• Extracts from a graphics dataset:
▶
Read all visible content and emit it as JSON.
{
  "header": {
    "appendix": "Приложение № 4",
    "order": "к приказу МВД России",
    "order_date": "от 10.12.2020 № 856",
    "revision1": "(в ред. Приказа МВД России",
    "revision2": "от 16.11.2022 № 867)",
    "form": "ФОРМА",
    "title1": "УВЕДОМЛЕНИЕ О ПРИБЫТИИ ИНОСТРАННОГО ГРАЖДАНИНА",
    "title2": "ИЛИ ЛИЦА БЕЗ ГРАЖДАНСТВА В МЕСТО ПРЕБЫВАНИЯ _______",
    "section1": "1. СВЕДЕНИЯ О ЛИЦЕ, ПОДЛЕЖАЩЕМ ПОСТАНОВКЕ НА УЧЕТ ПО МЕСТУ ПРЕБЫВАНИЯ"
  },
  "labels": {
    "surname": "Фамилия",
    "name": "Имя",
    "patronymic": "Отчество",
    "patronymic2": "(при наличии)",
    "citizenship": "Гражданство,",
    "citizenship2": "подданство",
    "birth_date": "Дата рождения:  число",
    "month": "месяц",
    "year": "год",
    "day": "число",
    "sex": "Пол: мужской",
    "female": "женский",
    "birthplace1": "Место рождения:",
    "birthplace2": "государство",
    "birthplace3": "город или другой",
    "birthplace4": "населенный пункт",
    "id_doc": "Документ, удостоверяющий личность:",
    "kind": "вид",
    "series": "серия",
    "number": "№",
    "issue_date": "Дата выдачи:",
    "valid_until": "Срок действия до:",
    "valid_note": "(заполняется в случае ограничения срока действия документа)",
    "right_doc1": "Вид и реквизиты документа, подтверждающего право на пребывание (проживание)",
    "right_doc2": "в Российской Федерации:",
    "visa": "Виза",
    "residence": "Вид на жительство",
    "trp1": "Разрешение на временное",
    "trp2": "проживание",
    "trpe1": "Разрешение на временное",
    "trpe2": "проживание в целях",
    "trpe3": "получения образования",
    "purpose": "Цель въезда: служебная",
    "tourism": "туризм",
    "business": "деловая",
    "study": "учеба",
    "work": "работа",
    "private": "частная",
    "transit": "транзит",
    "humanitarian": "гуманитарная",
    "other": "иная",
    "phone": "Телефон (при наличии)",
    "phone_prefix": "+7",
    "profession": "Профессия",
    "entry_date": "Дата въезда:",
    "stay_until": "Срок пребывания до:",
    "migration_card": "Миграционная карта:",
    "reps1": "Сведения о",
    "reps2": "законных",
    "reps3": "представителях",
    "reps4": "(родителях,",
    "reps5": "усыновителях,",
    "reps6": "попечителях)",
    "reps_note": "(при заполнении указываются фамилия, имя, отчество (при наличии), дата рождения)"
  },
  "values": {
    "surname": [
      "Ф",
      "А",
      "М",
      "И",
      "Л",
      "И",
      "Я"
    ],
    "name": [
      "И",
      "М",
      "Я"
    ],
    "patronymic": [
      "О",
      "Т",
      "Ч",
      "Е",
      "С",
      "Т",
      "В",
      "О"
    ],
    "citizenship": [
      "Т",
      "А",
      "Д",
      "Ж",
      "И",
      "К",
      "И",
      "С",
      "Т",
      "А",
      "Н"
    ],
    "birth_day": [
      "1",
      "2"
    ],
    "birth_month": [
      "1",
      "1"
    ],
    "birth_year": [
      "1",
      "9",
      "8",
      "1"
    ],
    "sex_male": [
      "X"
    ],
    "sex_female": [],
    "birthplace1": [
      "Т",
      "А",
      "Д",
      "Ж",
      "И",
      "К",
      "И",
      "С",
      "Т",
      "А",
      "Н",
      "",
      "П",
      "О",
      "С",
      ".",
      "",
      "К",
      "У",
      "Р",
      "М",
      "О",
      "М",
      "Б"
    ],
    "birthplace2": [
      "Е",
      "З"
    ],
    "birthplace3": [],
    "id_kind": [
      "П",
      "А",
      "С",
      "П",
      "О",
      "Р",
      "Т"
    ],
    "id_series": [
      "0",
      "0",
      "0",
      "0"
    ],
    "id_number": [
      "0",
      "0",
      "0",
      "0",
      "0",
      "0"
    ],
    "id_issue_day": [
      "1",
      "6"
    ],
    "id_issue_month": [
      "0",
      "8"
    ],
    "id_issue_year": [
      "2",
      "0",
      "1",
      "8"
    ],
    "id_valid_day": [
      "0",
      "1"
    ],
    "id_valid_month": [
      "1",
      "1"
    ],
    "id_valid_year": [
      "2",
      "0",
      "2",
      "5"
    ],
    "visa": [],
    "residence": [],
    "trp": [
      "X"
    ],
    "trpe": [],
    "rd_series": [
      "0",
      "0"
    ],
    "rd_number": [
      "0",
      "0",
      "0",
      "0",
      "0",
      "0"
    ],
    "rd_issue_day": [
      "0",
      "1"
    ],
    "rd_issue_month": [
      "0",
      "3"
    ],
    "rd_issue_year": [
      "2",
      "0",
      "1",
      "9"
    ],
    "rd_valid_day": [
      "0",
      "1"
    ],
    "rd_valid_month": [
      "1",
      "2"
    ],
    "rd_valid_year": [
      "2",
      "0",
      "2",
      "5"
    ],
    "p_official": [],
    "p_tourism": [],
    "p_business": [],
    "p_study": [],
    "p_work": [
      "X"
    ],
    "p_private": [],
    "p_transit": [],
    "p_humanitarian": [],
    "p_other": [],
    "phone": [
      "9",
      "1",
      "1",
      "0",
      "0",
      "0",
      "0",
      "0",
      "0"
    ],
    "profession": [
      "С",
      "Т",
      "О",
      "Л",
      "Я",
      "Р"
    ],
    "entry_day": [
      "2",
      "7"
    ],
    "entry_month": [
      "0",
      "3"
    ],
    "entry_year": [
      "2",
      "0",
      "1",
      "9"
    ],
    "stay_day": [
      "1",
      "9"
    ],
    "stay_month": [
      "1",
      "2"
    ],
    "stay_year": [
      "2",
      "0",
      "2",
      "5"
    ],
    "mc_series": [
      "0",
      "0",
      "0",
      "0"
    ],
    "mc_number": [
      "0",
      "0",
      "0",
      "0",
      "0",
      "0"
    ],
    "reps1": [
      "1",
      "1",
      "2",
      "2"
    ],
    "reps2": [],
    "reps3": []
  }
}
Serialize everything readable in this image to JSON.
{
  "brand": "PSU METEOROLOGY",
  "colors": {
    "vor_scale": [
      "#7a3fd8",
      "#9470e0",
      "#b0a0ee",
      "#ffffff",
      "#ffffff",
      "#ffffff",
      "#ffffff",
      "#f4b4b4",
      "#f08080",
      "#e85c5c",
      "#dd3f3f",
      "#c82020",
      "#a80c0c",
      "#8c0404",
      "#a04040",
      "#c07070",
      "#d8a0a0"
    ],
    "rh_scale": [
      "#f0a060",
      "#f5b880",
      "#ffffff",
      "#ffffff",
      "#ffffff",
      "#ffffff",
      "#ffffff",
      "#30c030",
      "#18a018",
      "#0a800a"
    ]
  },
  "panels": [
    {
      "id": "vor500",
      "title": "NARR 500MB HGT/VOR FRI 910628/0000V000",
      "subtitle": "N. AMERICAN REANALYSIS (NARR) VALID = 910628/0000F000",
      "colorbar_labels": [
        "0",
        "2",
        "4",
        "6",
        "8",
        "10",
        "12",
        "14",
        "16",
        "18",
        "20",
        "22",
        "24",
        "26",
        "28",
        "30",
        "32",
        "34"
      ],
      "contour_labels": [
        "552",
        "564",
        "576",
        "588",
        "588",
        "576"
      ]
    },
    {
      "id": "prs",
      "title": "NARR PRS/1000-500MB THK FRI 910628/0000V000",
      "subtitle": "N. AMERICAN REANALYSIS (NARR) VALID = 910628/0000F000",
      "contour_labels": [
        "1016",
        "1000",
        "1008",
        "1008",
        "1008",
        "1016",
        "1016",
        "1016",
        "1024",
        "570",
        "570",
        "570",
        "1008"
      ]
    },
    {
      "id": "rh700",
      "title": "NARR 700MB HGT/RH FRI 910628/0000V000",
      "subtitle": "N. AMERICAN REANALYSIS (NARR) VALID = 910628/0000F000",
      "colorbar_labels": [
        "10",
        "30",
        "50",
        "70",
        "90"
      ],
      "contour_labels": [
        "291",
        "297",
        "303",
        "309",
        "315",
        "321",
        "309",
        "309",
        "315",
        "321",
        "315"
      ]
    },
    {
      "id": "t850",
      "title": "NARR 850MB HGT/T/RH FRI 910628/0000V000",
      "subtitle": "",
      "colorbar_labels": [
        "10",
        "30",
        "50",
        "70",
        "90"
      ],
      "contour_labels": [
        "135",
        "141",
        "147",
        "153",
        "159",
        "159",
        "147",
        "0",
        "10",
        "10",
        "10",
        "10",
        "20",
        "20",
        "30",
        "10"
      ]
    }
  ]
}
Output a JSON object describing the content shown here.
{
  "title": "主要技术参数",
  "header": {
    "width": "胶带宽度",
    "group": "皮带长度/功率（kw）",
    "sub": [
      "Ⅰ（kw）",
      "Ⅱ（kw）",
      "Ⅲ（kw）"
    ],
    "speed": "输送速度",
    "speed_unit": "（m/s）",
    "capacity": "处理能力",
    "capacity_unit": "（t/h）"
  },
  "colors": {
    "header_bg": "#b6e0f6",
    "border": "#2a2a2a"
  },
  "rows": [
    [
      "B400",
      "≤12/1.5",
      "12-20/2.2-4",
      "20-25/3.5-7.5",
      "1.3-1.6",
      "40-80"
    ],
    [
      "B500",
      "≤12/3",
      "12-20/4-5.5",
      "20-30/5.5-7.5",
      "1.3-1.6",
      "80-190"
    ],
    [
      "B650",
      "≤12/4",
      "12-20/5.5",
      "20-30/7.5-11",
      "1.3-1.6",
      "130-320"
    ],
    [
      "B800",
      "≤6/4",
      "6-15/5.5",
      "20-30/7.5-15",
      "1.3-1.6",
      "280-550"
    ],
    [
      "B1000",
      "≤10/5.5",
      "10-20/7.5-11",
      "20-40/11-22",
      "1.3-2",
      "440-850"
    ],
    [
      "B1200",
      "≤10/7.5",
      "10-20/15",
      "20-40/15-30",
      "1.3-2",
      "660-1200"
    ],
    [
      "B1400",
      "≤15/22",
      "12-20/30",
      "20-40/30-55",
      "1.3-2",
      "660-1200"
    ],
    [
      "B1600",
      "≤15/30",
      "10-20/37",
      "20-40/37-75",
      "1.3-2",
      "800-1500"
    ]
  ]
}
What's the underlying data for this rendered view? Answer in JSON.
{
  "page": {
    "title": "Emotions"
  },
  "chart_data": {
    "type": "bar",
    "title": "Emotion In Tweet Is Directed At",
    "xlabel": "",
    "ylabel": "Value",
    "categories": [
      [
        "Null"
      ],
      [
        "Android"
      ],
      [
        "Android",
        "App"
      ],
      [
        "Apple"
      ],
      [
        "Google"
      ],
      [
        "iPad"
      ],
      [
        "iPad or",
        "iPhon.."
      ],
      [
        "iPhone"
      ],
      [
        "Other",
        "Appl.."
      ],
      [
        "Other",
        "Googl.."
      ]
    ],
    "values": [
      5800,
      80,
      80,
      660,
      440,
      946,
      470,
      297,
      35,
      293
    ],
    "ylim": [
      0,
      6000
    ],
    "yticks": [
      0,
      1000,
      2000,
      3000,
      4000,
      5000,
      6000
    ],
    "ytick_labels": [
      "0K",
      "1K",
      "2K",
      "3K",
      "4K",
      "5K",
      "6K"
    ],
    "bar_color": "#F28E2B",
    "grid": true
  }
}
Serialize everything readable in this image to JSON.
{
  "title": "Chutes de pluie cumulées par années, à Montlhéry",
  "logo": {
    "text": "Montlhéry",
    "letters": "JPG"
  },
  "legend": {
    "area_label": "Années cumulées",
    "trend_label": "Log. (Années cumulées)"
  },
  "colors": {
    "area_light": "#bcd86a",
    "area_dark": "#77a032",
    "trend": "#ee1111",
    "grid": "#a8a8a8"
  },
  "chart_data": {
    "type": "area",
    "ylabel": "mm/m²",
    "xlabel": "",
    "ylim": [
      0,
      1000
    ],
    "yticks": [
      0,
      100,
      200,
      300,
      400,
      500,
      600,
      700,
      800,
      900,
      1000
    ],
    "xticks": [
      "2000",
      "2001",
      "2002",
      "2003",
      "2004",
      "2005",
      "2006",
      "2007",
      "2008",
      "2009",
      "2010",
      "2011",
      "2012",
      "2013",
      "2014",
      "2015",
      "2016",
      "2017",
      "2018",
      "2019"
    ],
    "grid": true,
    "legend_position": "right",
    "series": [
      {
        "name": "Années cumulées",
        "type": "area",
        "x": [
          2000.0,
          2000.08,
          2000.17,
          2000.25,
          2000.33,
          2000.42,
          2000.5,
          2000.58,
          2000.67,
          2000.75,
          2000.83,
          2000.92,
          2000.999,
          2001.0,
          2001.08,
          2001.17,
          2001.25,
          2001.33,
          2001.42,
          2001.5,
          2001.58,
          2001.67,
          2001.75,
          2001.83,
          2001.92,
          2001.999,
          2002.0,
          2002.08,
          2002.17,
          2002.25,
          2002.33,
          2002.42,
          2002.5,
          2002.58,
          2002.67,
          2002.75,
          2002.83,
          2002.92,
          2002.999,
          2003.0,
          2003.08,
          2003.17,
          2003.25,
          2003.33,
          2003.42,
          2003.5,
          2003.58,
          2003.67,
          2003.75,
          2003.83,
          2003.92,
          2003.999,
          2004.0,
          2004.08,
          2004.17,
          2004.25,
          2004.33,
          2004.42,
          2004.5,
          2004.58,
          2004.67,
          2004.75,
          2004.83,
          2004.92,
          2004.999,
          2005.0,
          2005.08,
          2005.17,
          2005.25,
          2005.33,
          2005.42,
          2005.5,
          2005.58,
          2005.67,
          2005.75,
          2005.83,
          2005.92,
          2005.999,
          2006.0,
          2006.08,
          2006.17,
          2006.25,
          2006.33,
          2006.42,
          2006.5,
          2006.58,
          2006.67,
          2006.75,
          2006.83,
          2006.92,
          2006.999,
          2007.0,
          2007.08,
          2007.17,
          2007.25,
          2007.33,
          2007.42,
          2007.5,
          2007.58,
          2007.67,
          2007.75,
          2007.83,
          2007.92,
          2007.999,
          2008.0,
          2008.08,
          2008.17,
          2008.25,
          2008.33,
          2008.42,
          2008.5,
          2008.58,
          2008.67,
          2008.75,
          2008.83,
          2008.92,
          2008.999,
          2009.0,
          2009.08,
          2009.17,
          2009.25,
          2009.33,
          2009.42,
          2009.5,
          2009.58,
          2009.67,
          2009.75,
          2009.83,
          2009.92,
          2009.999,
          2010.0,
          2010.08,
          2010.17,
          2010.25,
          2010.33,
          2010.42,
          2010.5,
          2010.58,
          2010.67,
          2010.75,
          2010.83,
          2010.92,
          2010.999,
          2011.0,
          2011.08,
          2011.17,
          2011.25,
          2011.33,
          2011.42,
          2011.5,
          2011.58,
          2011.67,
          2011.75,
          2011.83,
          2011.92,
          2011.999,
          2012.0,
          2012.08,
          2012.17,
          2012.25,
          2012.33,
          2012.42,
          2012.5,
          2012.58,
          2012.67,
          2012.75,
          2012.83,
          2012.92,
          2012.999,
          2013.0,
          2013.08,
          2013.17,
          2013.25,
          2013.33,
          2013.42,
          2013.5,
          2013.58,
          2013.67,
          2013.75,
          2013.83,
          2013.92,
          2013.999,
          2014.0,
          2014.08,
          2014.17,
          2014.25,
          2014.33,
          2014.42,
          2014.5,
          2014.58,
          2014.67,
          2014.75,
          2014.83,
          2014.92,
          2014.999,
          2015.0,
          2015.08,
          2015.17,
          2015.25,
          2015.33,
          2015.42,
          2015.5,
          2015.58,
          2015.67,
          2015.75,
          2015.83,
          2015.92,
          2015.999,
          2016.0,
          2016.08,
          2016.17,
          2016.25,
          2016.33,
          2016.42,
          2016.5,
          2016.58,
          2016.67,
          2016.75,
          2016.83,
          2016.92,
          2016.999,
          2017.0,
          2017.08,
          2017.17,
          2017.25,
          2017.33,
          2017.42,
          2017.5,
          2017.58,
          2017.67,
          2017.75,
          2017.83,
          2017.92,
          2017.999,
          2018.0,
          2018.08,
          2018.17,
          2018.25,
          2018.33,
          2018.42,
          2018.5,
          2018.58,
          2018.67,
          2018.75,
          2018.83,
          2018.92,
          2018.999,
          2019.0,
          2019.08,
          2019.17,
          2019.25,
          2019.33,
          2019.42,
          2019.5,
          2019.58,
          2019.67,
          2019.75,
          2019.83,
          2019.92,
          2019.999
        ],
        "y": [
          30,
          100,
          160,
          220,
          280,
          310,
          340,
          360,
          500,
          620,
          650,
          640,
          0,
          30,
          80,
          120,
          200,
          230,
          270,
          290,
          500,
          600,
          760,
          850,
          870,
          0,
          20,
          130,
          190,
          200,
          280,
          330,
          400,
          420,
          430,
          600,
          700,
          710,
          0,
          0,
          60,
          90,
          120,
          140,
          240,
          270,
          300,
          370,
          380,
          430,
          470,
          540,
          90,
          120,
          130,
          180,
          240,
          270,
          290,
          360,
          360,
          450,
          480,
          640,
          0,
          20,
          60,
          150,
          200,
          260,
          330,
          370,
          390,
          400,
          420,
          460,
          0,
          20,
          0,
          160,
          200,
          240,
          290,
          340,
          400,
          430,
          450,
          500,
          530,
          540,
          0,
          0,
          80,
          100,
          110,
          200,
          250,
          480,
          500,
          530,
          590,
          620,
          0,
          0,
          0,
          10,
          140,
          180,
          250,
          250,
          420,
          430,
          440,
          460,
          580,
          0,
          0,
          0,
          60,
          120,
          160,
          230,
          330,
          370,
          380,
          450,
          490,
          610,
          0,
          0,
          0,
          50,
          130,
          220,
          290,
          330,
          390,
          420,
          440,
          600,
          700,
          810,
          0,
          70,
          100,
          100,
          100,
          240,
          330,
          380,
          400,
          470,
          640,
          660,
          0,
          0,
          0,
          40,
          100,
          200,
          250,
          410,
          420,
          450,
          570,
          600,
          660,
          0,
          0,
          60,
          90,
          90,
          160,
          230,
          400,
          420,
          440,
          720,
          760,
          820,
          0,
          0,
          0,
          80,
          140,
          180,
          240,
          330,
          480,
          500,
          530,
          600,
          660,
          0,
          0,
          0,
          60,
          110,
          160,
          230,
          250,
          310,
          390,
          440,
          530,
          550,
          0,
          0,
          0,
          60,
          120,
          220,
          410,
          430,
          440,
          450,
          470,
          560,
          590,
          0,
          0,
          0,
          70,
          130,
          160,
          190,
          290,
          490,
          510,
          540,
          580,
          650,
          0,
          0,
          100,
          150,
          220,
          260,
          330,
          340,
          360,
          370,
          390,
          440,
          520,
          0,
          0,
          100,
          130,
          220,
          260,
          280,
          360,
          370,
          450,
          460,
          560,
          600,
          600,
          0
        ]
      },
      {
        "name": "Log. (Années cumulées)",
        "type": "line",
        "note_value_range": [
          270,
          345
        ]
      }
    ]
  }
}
◀
• Work to do: Of all the lines in the listing above, how many contain the word "cumulées"? Answer with the number alone.

• Correct answer: 5